» **Directions**
In the data, extract each line that holds the string "tuổi".
== Extracted information
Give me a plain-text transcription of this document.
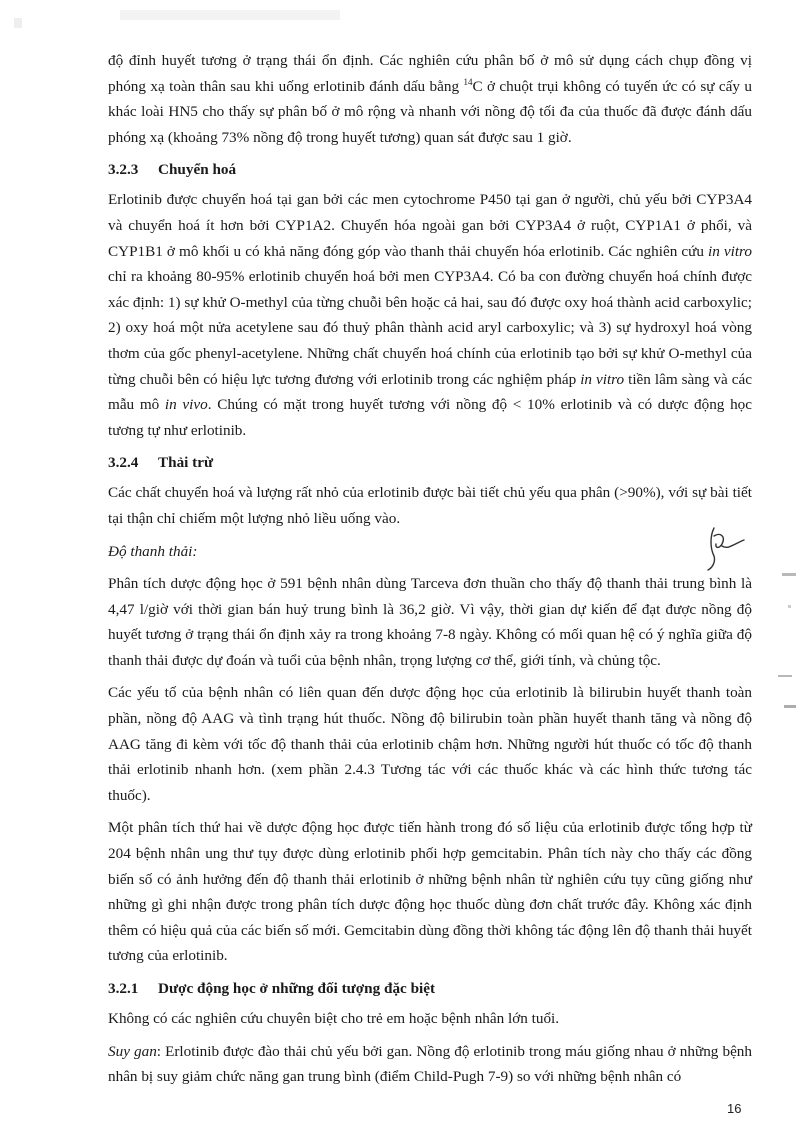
độ đỉnh huyết tương ở trạng thái ổn định. Các nghiên cứu phân bố ở mô sử dụng cách chụp đồng vị phóng xạ toàn thân sau khi uống erlotinib đánh dấu bằng $^{14}$C ở chuột trụi không có tuyến ức có sự cấy u khác loài HN5 cho thấy sự phân bố ở mô rộng và nhanh với nồng độ tối đa của thuốc đã được đánh dấu phóng xạ (khoảng 73% nồng độ trong huyết tương) quan sát được sau 1 giờ.

3.2.3 Chuyển hoá

Erlotinib được chuyển hoá tại gan bởi các men cytochrome P450 tại gan ở người, chủ yếu bởi CYP3A4 và chuyển hoá ít hơn bởi CYP1A2. Chuyển hóa ngoài gan bởi CYP3A4 ở ruột, CYP1A1 ở phổi, và CYP1B1 ở mô khối u có khả năng đóng góp vào thanh thải chuyển hóa erlotinib. Các nghiên cứu in vitro chỉ ra khoảng 80-95% erlotinib chuyển hoá bởi men CYP3A4. Có ba con đường chuyển hoá chính được xác định: 1) sự khử O-methyl của từng chuỗi bên hoặc cả hai, sau đó được oxy hoá thành acid carboxylic; 2) oxy hoá một nửa acetylene sau đó thuỷ phân thành acid aryl carboxylic; và 3) sự hydroxyl hoá vòng thơm của gốc phenyl-acetylene. Những chất chuyển hoá chính của erlotinib tạo bởi sự khử O-methyl của từng chuỗi bên có hiệu lực tương đương với erlotinib trong các nghiệm pháp in vitro tiền lâm sàng và các mẫu mô in vivo. Chúng có mặt trong huyết tương với nồng độ < 10% erlotinib và có dược động học tương tự như erlotinib.

3.2.4 Thải trừ

Các chất chuyển hoá và lượng rất nhỏ của erlotinib được bài tiết chủ yếu qua phân (>90%), với sự bài tiết tại thận chỉ chiếm một lượng nhỏ liều uống vào.

Độ thanh thải:

Phân tích dược động học ở 591 bệnh nhân dùng Tarceva đơn thuần cho thấy độ thanh thải trung bình là 4,47 l/giờ với thời gian bán huỷ trung bình là 36,2 giờ. Vì vậy, thời gian dự kiến để đạt được nồng độ huyết tương ở trạng thái ổn định xảy ra trong khoảng 7-8 ngày. Không có mối quan hệ có ý nghĩa giữa độ thanh thải được dự đoán và tuổi của bệnh nhân, trọng lượng cơ thể, giới tính, và chủng tộc.

Các yếu tố của bệnh nhân có liên quan đến dược động học của erlotinib là bilirubin huyết thanh toàn phần, nồng độ AAG và tình trạng hút thuốc. Nồng độ bilirubin toàn phần huyết thanh tăng và nồng độ AAG tăng đi kèm với tốc độ thanh thải của erlotinib chậm hơn. Những người hút thuốc có tốc độ thanh thải erlotinib nhanh hơn. (xem phần 2.4.3 Tương tác với các thuốc khác và các hình thức tương tác thuốc).

Một phân tích thứ hai về dược động học được tiến hành trong đó số liệu của erlotinib được tổng hợp từ 204 bệnh nhân ung thư tụy được dùng erlotinib phối hợp gemcitabin. Phân tích này cho thấy các đồng biến số có ảnh hưởng đến độ thanh thải erlotinib ở những bệnh nhân từ nghiên cứu tụy cũng giống như những gì ghi nhận được trong phân tích dược động học thuốc dùng đơn chất trước đây. Không xác định thêm có hiệu quả của các biến số mới. Gemcitabin dùng đồng thời không tác động lên độ thanh thải huyết tương của erlotinib.

3.2.1 Dược động học ở những đối tượng đặc biệt

Không có các nghiên cứu chuyên biệt cho trẻ em hoặc bệnh nhân lớn tuổi.

Suy gan: Erlotinib được đào thải chủ yếu bởi gan. Nồng độ erlotinib trong máu giống nhau ở những bệnh nhân bị suy giảm chức năng gan trung bình (điểm Child-Pugh 7-9) so với những bệnh nhân có

16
====
» **Complete answer**
Phân tích dược động học ở 591 bệnh nhân dùng Tarceva đơn thuần cho thấy độ thanh thải trung bình là 4,47 l/giờ với thời gian bán huỷ trung bình là 36,2 giờ. Vì vậy, thời gian dự kiến để đạt được nồng độ huyết tương ở trạng thái ổn định xảy ra trong khoảng 7-8 ngày. Không có mối quan hệ có ý nghĩa giữa độ thanh thải được dự đoán và tuổi của bệnh nhân, trọng lượng cơ thể, giới tính, và chủng tộc.
Không có các nghiên cứu chuyên biệt cho trẻ em hoặc bệnh nhân lớn tuổi.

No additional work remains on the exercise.